TASK DIRECTIONS: Copy out the material below in full, but not its images.

[START DATA RECORDS]

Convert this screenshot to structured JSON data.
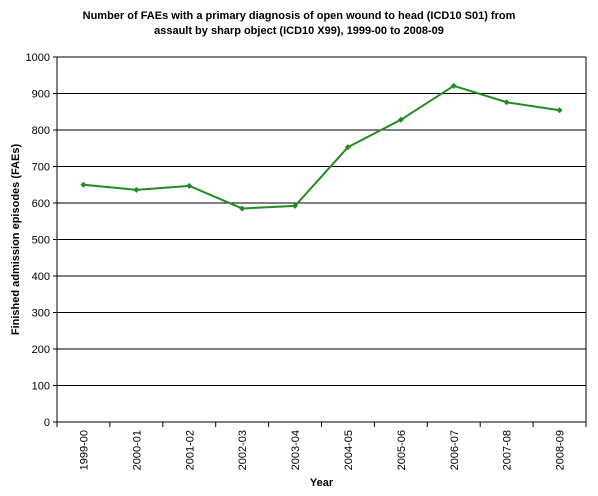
{
  "chart_data": {
    "type": "line",
    "title_lines": [
      "Number of FAEs with a primary diagnosis of open wound to head (ICD10 S01) from",
      "assault by sharp object (ICD10 X99), 1999-00 to 2008-09"
    ],
    "xlabel": "Year",
    "ylabel": "Finished admission episodes (FAEs)",
    "categories": [
      "1999-00",
      "2000-01",
      "2001-02",
      "2002-03",
      "2003-04",
      "2004-05",
      "2005-06",
      "2006-07",
      "2007-08",
      "2008-09"
    ],
    "series": [
      {
        "values": [
          650,
          636,
          647,
          585,
          592,
          753,
          828,
          921,
          876,
          854
        ],
        "color": "#228B22"
      }
    ],
    "ylim": [
      0,
      1000
    ],
    "yticks": [
      0,
      100,
      200,
      300,
      400,
      500,
      600,
      700,
      800,
      900,
      1000
    ],
    "grid": true,
    "legend": "none"
  }
}
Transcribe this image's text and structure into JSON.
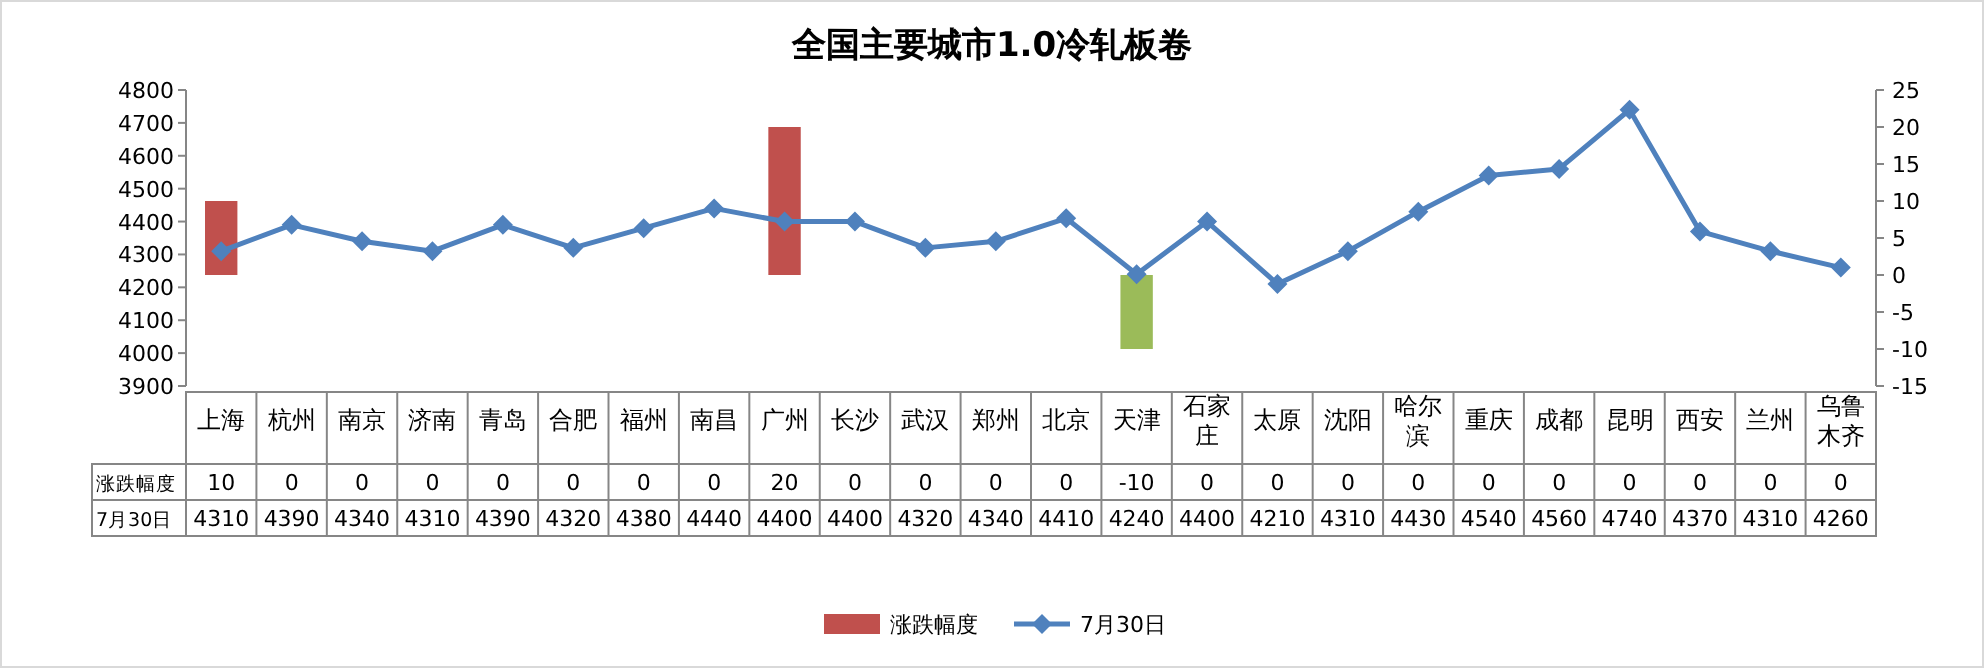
{
  "chart_data": {
    "type": "bar",
    "title": "全国主要城市1.0冷轧板卷",
    "categories": [
      "上海",
      "杭州",
      "南京",
      "济南",
      "青岛",
      "合肥",
      "福州",
      "南昌",
      "广州",
      "长沙",
      "武汉",
      "郑州",
      "北京",
      "天津",
      "石家庄",
      "太原",
      "沈阳",
      "哈尔滨",
      "重庆",
      "成都",
      "昆明",
      "西安",
      "兰州",
      "乌鲁木齐"
    ],
    "series": [
      {
        "name": "涨跌幅度",
        "axis": "y2",
        "color": "#c0504d",
        "colors": [
          "#c0504d",
          "#c0504d",
          "#c0504d",
          "#c0504d",
          "#c0504d",
          "#c0504d",
          "#c0504d",
          "#c0504d",
          "#c0504d",
          "#c0504d",
          "#c0504d",
          "#c0504d",
          "#c0504d",
          "#9bbb59",
          "#c0504d",
          "#c0504d",
          "#c0504d",
          "#c0504d",
          "#c0504d",
          "#c0504d",
          "#c0504d",
          "#c0504d",
          "#c0504d",
          "#c0504d"
        ],
        "values": [
          10,
          0,
          0,
          0,
          0,
          0,
          0,
          0,
          20,
          0,
          0,
          0,
          0,
          -10,
          0,
          0,
          0,
          0,
          0,
          0,
          0,
          0,
          0,
          0
        ]
      },
      {
        "name": "7月30日",
        "type": "line",
        "color": "#4f81bd",
        "values": [
          4310,
          4390,
          4340,
          4310,
          4390,
          4320,
          4380,
          4440,
          4400,
          4400,
          4320,
          4340,
          4410,
          4240,
          4400,
          4210,
          4310,
          4430,
          4540,
          4560,
          4740,
          4370,
          4310,
          4260
        ]
      }
    ],
    "ylim": [
      3900,
      4800
    ],
    "yticks": [
      3900,
      4000,
      4100,
      4200,
      4300,
      4400,
      4500,
      4600,
      4700,
      4800
    ],
    "y2lim": [
      -15,
      25
    ],
    "y2ticks": [
      -15,
      -10,
      -5,
      0,
      5,
      10,
      15,
      20,
      25
    ],
    "marker": "diamond",
    "legend": "bottom",
    "data_labels": true
  }
}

[END DATA RECORDS]

TASK ANSWER:
Convert this screenshot to structured JSON data.
{
  "chart_data": {
    "type": "line",
    "title_lines": [
      "Number of FAEs with a primary diagnosis of open wound to head (ICD10 S01) from",
      "assault by sharp object (ICD10 X99), 1999-00 to 2008-09"
    ],
    "xlabel": "Year",
    "ylabel": "Finished admission episodes (FAEs)",
    "categories": [
      "1999-00",
      "2000-01",
      "2001-02",
      "2002-03",
      "2003-04",
      "2004-05",
      "2005-06",
      "2006-07",
      "2007-08",
      "2008-09"
    ],
    "series": [
      {
        "values": [
          650,
          636,
          647,
          585,
          592,
          753,
          828,
          921,
          876,
          854
        ],
        "color": "#228B22"
      }
    ],
    "ylim": [
      0,
      1000
    ],
    "yticks": [
      0,
      100,
      200,
      300,
      400,
      500,
      600,
      700,
      800,
      900,
      1000
    ],
    "grid": true,
    "legend": "none"
  }
}
Transcribe this image's text and structure into JSON.
{
  "chart_data": {
    "type": "bar",
    "title": "全国主要城市1.0冷轧板卷",
    "categories": [
      "上海",
      "杭州",
      "南京",
      "济南",
      "青岛",
      "合肥",
      "福州",
      "南昌",
      "广州",
      "长沙",
      "武汉",
      "郑州",
      "北京",
      "天津",
      "石家庄",
      "太原",
      "沈阳",
      "哈尔滨",
      "重庆",
      "成都",
      "昆明",
      "西安",
      "兰州",
      "乌鲁木齐"
    ],
    "series": [
      {
        "name": "涨跌幅度",
        "axis": "y2",
        "color": "#c0504d",
        "colors": [
          "#c0504d",
          "#c0504d",
          "#c0504d",
          "#c0504d",
          "#c0504d",
          "#c0504d",
          "#c0504d",
          "#c0504d",
          "#c0504d",
          "#c0504d",
          "#c0504d",
          "#c0504d",
          "#c0504d",
          "#9bbb59",
          "#c0504d",
          "#c0504d",
          "#c0504d",
          "#c0504d",
          "#c0504d",
          "#c0504d",
          "#c0504d",
          "#c0504d",
          "#c0504d",
          "#c0504d"
        ],
        "values": [
          10,
          0,
          0,
          0,
          0,
          0,
          0,
          0,
          20,
          0,
          0,
          0,
          0,
          -10,
          0,
          0,
          0,
          0,
          0,
          0,
          0,
          0,
          0,
          0
        ]
      },
      {
        "name": "7月30日",
        "type": "line",
        "color": "#4f81bd",
        "values": [
          4310,
          4390,
          4340,
          4310,
          4390,
          4320,
          4380,
          4440,
          4400,
          4400,
          4320,
          4340,
          4410,
          4240,
          4400,
          4210,
          4310,
          4430,
          4540,
          4560,
          4740,
          4370,
          4310,
          4260
        ]
      }
    ],
    "ylim": [
      3900,
      4800
    ],
    "yticks": [
      3900,
      4000,
      4100,
      4200,
      4300,
      4400,
      4500,
      4600,
      4700,
      4800
    ],
    "y2lim": [
      -15,
      25
    ],
    "y2ticks": [
      -15,
      -10,
      -5,
      0,
      5,
      10,
      15,
      20,
      25
    ],
    "marker": "diamond",
    "legend": "bottom",
    "data_labels": true
  }
}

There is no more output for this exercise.